• Given request:
All of the material below is to be retyped exactly.

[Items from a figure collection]
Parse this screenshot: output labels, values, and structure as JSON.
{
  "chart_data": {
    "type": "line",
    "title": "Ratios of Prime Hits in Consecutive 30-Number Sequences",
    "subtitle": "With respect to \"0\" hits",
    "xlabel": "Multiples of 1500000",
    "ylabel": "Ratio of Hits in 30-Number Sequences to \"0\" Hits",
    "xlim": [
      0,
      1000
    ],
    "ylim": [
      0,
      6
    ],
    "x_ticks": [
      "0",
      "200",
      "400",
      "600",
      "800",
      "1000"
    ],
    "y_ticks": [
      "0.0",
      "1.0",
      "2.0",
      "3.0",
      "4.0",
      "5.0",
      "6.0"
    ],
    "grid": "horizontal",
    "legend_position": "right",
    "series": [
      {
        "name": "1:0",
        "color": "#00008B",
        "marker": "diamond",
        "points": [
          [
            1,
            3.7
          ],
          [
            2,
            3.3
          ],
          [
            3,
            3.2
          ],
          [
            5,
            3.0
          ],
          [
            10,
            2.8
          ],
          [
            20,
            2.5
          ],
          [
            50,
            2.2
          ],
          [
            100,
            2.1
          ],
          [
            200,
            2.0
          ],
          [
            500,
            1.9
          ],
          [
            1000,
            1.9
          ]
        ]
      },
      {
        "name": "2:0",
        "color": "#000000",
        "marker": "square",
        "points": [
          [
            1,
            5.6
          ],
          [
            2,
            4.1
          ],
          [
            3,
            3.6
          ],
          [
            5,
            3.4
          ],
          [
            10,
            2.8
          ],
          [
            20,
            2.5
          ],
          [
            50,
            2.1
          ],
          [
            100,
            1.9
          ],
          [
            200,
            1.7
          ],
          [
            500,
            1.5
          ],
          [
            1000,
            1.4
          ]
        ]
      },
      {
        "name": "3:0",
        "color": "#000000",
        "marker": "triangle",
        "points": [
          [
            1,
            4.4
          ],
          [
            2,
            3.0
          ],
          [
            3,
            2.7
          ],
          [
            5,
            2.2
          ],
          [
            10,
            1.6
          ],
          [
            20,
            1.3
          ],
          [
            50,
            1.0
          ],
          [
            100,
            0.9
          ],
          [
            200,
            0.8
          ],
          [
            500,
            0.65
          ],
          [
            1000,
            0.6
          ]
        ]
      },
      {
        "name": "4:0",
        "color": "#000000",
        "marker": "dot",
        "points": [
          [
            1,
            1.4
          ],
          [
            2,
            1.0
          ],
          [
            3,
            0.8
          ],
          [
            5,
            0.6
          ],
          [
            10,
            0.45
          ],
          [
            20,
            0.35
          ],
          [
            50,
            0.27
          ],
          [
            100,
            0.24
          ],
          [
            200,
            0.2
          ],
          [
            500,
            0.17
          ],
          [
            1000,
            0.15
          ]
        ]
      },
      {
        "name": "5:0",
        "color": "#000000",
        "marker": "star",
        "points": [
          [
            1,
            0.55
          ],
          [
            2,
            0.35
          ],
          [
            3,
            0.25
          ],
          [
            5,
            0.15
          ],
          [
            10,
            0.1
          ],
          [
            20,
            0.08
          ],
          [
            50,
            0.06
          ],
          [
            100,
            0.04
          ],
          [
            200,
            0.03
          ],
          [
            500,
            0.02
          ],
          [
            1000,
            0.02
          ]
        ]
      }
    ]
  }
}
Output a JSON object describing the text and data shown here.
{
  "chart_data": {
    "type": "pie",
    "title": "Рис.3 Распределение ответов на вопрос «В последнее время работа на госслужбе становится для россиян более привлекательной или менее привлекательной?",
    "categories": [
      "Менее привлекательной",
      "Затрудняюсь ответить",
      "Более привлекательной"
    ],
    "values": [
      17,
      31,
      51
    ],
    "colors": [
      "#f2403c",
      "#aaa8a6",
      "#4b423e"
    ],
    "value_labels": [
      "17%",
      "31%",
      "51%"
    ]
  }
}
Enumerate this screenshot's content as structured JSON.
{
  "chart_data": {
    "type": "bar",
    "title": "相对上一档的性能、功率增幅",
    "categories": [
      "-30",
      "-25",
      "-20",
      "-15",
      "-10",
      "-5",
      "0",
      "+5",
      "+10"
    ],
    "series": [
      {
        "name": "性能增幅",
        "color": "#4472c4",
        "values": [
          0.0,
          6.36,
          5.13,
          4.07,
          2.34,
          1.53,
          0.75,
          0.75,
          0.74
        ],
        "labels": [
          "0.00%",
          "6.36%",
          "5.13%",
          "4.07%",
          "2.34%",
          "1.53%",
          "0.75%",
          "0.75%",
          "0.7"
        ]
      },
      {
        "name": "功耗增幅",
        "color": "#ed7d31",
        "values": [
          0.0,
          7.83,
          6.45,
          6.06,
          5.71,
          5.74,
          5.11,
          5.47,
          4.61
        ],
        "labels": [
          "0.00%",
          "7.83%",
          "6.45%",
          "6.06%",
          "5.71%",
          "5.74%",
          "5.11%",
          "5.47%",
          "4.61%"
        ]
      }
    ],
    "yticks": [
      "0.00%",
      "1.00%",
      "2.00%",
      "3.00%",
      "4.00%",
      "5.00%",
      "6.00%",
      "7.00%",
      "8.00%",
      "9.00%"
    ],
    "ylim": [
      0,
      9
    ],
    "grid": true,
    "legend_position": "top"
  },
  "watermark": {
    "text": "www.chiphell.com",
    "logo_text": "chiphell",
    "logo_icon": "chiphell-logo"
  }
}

• Solution for this exercise:
Parse this screenshot: output labels, values, and structure as JSON.
{
  "chart_data": {
    "type": "line",
    "title": "Ratios of Prime Hits in Consecutive 30-Number Sequences",
    "subtitle": "With respect to \"0\" hits",
    "xlabel": "Multiples of 1500000",
    "ylabel": "Ratio of Hits in 30-Number Sequences to \"0\" Hits",
    "xlim": [
      0,
      1000
    ],
    "ylim": [
      0,
      6
    ],
    "x_ticks": [
      "0",
      "200",
      "400",
      "600",
      "800",
      "1000"
    ],
    "y_ticks": [
      "0.0",
      "1.0",
      "2.0",
      "3.0",
      "4.0",
      "5.0",
      "6.0"
    ],
    "grid": "horizontal",
    "legend_position": "right",
    "series": [
      {
        "name": "1:0",
        "color": "#00008B",
        "marker": "diamond",
        "points": [
          [
            1,
            3.7
          ],
          [
            2,
            3.3
          ],
          [
            3,
            3.2
          ],
          [
            5,
            3.0
          ],
          [
            10,
            2.8
          ],
          [
            20,
            2.5
          ],
          [
            50,
            2.2
          ],
          [
            100,
            2.1
          ],
          [
            200,
            2.0
          ],
          [
            500,
            1.9
          ],
          [
            1000,
            1.9
          ]
        ]
      },
      {
        "name": "2:0",
        "color": "#000000",
        "marker": "square",
        "points": [
          [
            1,
            5.6
          ],
          [
            2,
            4.1
          ],
          [
            3,
            3.6
          ],
          [
            5,
            3.4
          ],
          [
            10,
            2.8
          ],
          [
            20,
            2.5
          ],
          [
            50,
            2.1
          ],
          [
            100,
            1.9
          ],
          [
            200,
            1.7
          ],
          [
            500,
            1.5
          ],
          [
            1000,
            1.4
          ]
        ]
      },
      {
        "name": "3:0",
        "color": "#000000",
        "marker": "triangle",
        "points": [
          [
            1,
            4.4
          ],
          [
            2,
            3.0
          ],
          [
            3,
            2.7
          ],
          [
            5,
            2.2
          ],
          [
            10,
            1.6
          ],
          [
            20,
            1.3
          ],
          [
            50,
            1.0
          ],
          [
            100,
            0.9
          ],
          [
            200,
            0.8
          ],
          [
            500,
            0.65
          ],
          [
            1000,
            0.6
          ]
        ]
      },
      {
        "name": "4:0",
        "color": "#000000",
        "marker": "dot",
        "points": [
          [
            1,
            1.4
          ],
          [
            2,
            1.0
          ],
          [
            3,
            0.8
          ],
          [
            5,
            0.6
          ],
          [
            10,
            0.45
          ],
          [
            20,
            0.35
          ],
          [
            50,
            0.27
          ],
          [
            100,
            0.24
          ],
          [
            200,
            0.2
          ],
          [
            500,
            0.17
          ],
          [
            1000,
            0.15
          ]
        ]
      },
      {
        "name": "5:0",
        "color": "#000000",
        "marker": "star",
        "points": [
          [
            1,
            0.55
          ],
          [
            2,
            0.35
          ],
          [
            3,
            0.25
          ],
          [
            5,
            0.15
          ],
          [
            10,
            0.1
          ],
          [
            20,
            0.08
          ],
          [
            50,
            0.06
          ],
          [
            100,
            0.04
          ],
          [
            200,
            0.03
          ],
          [
            500,
            0.02
          ],
          [
            1000,
            0.02
          ]
        ]
      }
    ]
  }
}
Output a JSON object describing the text and data shown here.
{
  "chart_data": {
    "type": "pie",
    "title": "Рис.3 Распределение ответов на вопрос «В последнее время работа на госслужбе становится для россиян более привлекательной или менее привлекательной?",
    "categories": [
      "Менее привлекательной",
      "Затрудняюсь ответить",
      "Более привлекательной"
    ],
    "values": [
      17,
      31,
      51
    ],
    "colors": [
      "#f2403c",
      "#aaa8a6",
      "#4b423e"
    ],
    "value_labels": [
      "17%",
      "31%",
      "51%"
    ]
  }
}
Enumerate this screenshot's content as structured JSON.
{
  "chart_data": {
    "type": "bar",
    "title": "相对上一档的性能、功率增幅",
    "categories": [
      "-30",
      "-25",
      "-20",
      "-15",
      "-10",
      "-5",
      "0",
      "+5",
      "+10"
    ],
    "series": [
      {
        "name": "性能增幅",
        "color": "#4472c4",
        "values": [
          0.0,
          6.36,
          5.13,
          4.07,
          2.34,
          1.53,
          0.75,
          0.75,
          0.74
        ],
        "labels": [
          "0.00%",
          "6.36%",
          "5.13%",
          "4.07%",
          "2.34%",
          "1.53%",
          "0.75%",
          "0.75%",
          "0.7"
        ]
      },
      {
        "name": "功耗增幅",
        "color": "#ed7d31",
        "values": [
          0.0,
          7.83,
          6.45,
          6.06,
          5.71,
          5.74,
          5.11,
          5.47,
          4.61
        ],
        "labels": [
          "0.00%",
          "7.83%",
          "6.45%",
          "6.06%",
          "5.71%",
          "5.74%",
          "5.11%",
          "5.47%",
          "4.61%"
        ]
      }
    ],
    "yticks": [
      "0.00%",
      "1.00%",
      "2.00%",
      "3.00%",
      "4.00%",
      "5.00%",
      "6.00%",
      "7.00%",
      "8.00%",
      "9.00%"
    ],
    "ylim": [
      0,
      9
    ],
    "grid": true,
    "legend_position": "top"
  },
  "watermark": {
    "text": "www.chiphell.com",
    "logo_text": "chiphell",
    "logo_icon": "chiphell-logo"
  }
}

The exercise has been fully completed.